----- DATA EXTRACT
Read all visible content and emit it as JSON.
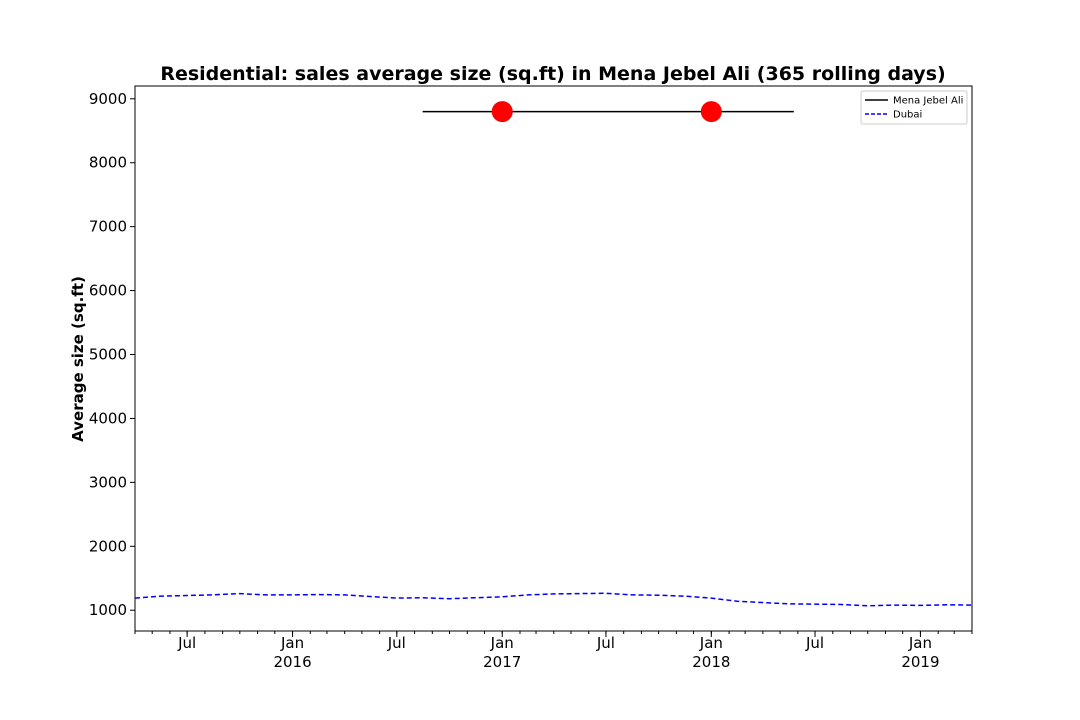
{
  "chart_data": {
    "type": "line",
    "title": "Residential: sales average size (sq.ft) in Mena Jebel Ali (365 rolling days)",
    "ylabel": "Average size (sq.ft)",
    "xlabel": "",
    "ylim": [
      675,
      9200
    ],
    "xlim": [
      "2015-04-01",
      "2019-04-01"
    ],
    "yticks": [
      1000,
      2000,
      3000,
      4000,
      5000,
      6000,
      7000,
      8000,
      9000
    ],
    "xticks": [
      {
        "date": "2015-07-01",
        "label": "Jul"
      },
      {
        "date": "2016-01-01",
        "label": "Jan\n2016"
      },
      {
        "date": "2016-07-01",
        "label": "Jul"
      },
      {
        "date": "2017-01-01",
        "label": "Jan\n2017"
      },
      {
        "date": "2017-07-01",
        "label": "Jul"
      },
      {
        "date": "2018-01-01",
        "label": "Jan\n2018"
      },
      {
        "date": "2018-07-01",
        "label": "Jul"
      },
      {
        "date": "2019-01-01",
        "label": "Jan\n2019"
      }
    ],
    "legend_position": "top-right",
    "grid": false,
    "series": [
      {
        "name": "Mena Jebel Ali",
        "color": "#000000",
        "style": "solid",
        "points": [
          {
            "x": "2016-08-15",
            "y": 8800
          },
          {
            "x": "2018-05-25",
            "y": 8800
          }
        ],
        "markers": [
          {
            "x": "2017-01-01",
            "y": 8800,
            "color": "#ff0000"
          },
          {
            "x": "2018-01-01",
            "y": 8800,
            "color": "#ff0000"
          }
        ]
      },
      {
        "name": "Dubai",
        "color": "#0000ff",
        "style": "dashed",
        "points": [
          {
            "x": "2015-04-01",
            "y": 1190
          },
          {
            "x": "2015-05-15",
            "y": 1220
          },
          {
            "x": "2015-07-01",
            "y": 1230
          },
          {
            "x": "2015-08-15",
            "y": 1240
          },
          {
            "x": "2015-10-01",
            "y": 1260
          },
          {
            "x": "2015-11-15",
            "y": 1240
          },
          {
            "x": "2016-01-01",
            "y": 1240
          },
          {
            "x": "2016-02-15",
            "y": 1245
          },
          {
            "x": "2016-04-01",
            "y": 1240
          },
          {
            "x": "2016-05-15",
            "y": 1215
          },
          {
            "x": "2016-07-01",
            "y": 1190
          },
          {
            "x": "2016-08-15",
            "y": 1195
          },
          {
            "x": "2016-10-01",
            "y": 1180
          },
          {
            "x": "2016-11-15",
            "y": 1195
          },
          {
            "x": "2017-01-01",
            "y": 1210
          },
          {
            "x": "2017-02-15",
            "y": 1240
          },
          {
            "x": "2017-04-01",
            "y": 1255
          },
          {
            "x": "2017-05-15",
            "y": 1260
          },
          {
            "x": "2017-07-01",
            "y": 1265
          },
          {
            "x": "2017-08-15",
            "y": 1240
          },
          {
            "x": "2017-10-01",
            "y": 1235
          },
          {
            "x": "2017-11-15",
            "y": 1220
          },
          {
            "x": "2018-01-01",
            "y": 1190
          },
          {
            "x": "2018-02-15",
            "y": 1140
          },
          {
            "x": "2018-04-01",
            "y": 1120
          },
          {
            "x": "2018-05-15",
            "y": 1100
          },
          {
            "x": "2018-07-01",
            "y": 1095
          },
          {
            "x": "2018-08-15",
            "y": 1090
          },
          {
            "x": "2018-10-01",
            "y": 1070
          },
          {
            "x": "2018-11-15",
            "y": 1080
          },
          {
            "x": "2019-01-01",
            "y": 1075
          },
          {
            "x": "2019-02-15",
            "y": 1085
          },
          {
            "x": "2019-04-01",
            "y": 1080
          }
        ]
      }
    ]
  }
}
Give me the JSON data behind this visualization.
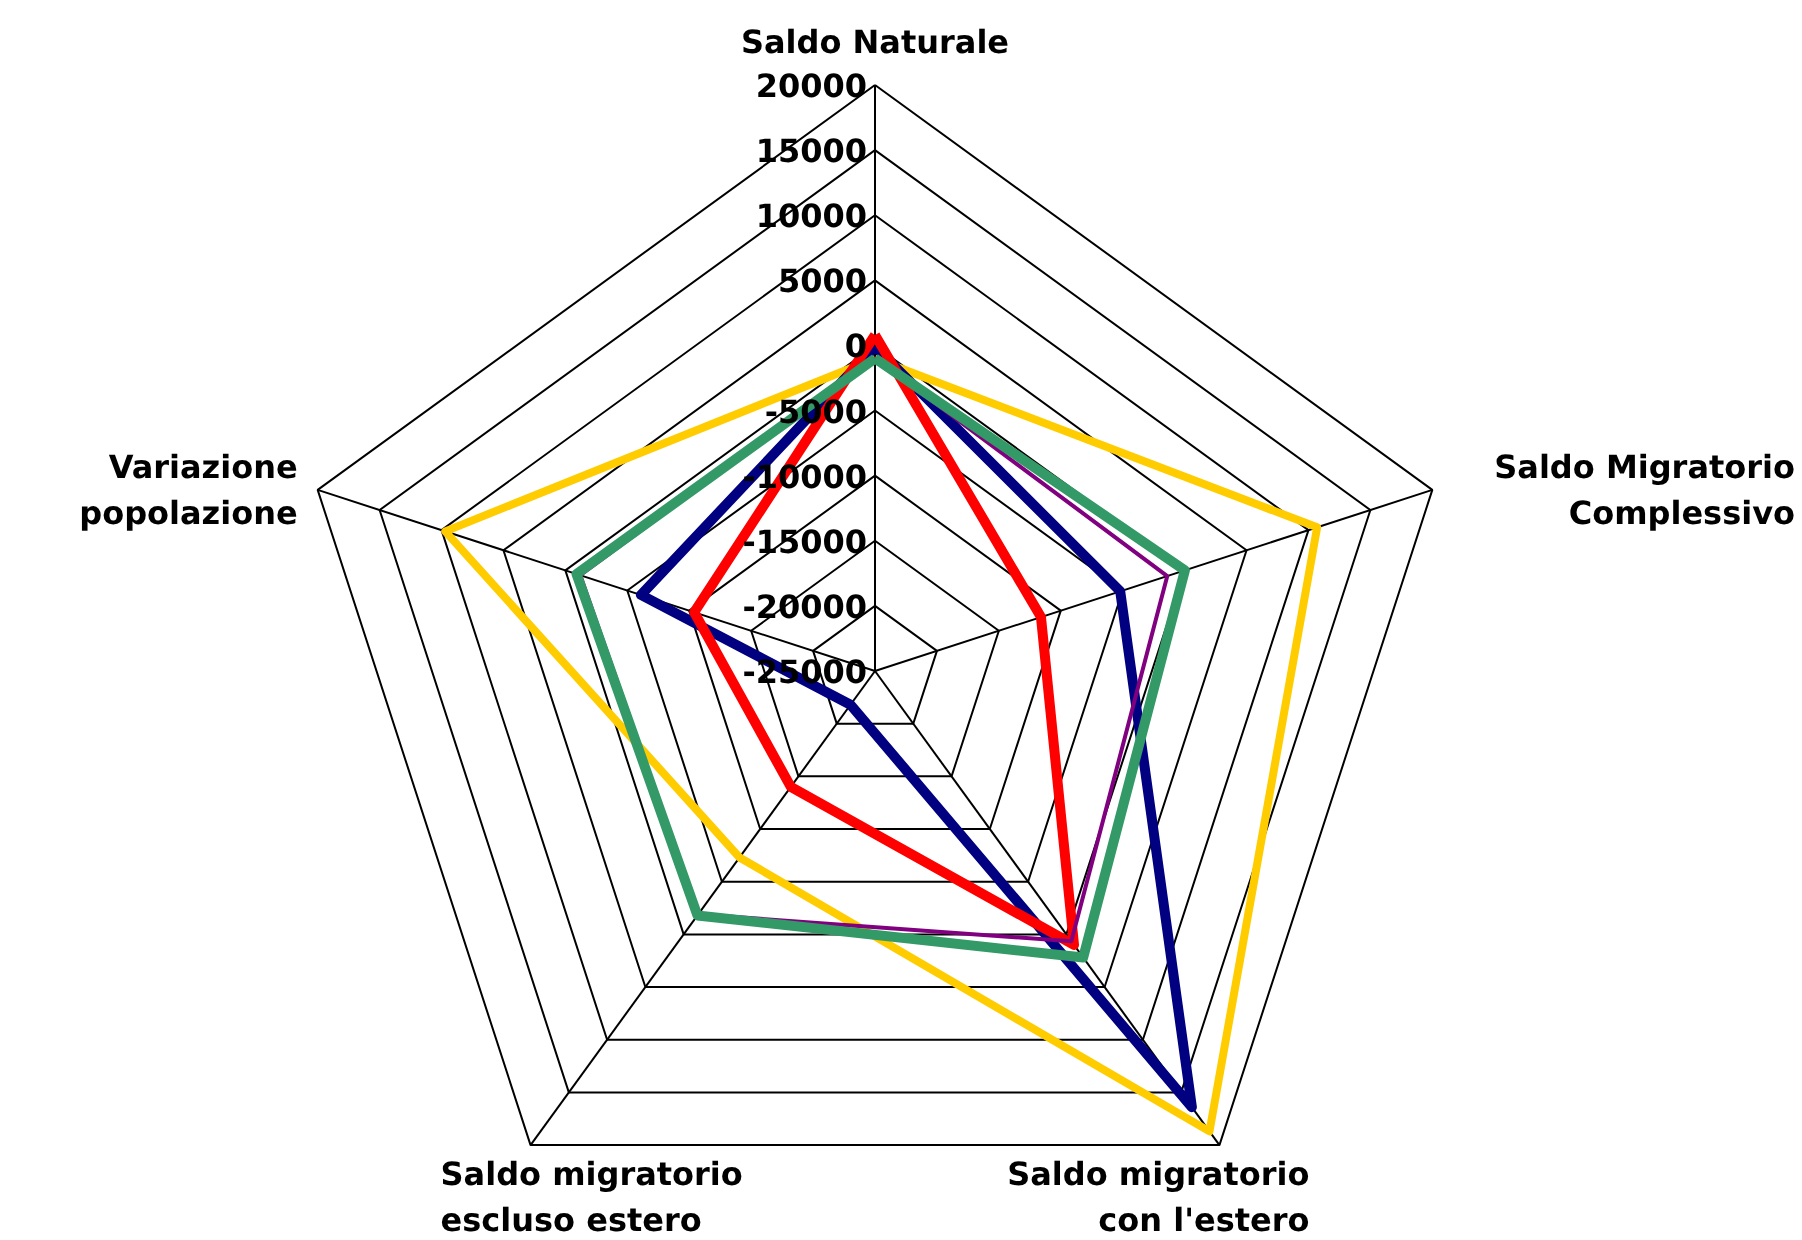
{
  "chart_data": {
    "type": "radar",
    "categories": [
      "Saldo Naturale",
      "Saldo Migratorio\nComplessivo",
      "Saldo migratorio\ncon l'estero",
      "Saldo migratorio\nescluso estero",
      "Variazione\npopolazione"
    ],
    "ylim": [
      -25000,
      20000
    ],
    "yticks": [
      -25000,
      -20000,
      -15000,
      -10000,
      -5000,
      0,
      5000,
      10000,
      15000,
      20000
    ],
    "series": [
      {
        "color": "#ffcc00",
        "values": [
          -1000,
          10700,
          18700,
          -7300,
          9700
        ]
      },
      {
        "color": "#000080",
        "values": [
          -100,
          -5200,
          16400,
          -21800,
          -6100
        ]
      },
      {
        "color": "#ff0000",
        "values": [
          800,
          -11600,
          1000,
          -14000,
          -10400
        ]
      },
      {
        "color": "#800080",
        "values": [
          -1000,
          -1400,
          650,
          -1900,
          -1200
        ]
      },
      {
        "color": "#339966",
        "values": [
          -1000,
          25,
          2200,
          -1800,
          -900
        ]
      }
    ]
  }
}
----------
*TASK DESCRIPTION*. Scan the listing above and identify each line holding the string "size"; copy every such line.

*ANSWER FOR THIS EXERCISE*.
    "title": "Residential: sales average size (sq.ft) in Mena Jebel Ali (365 rolling days)",
    "ylabel": "Average size (sq.ft)",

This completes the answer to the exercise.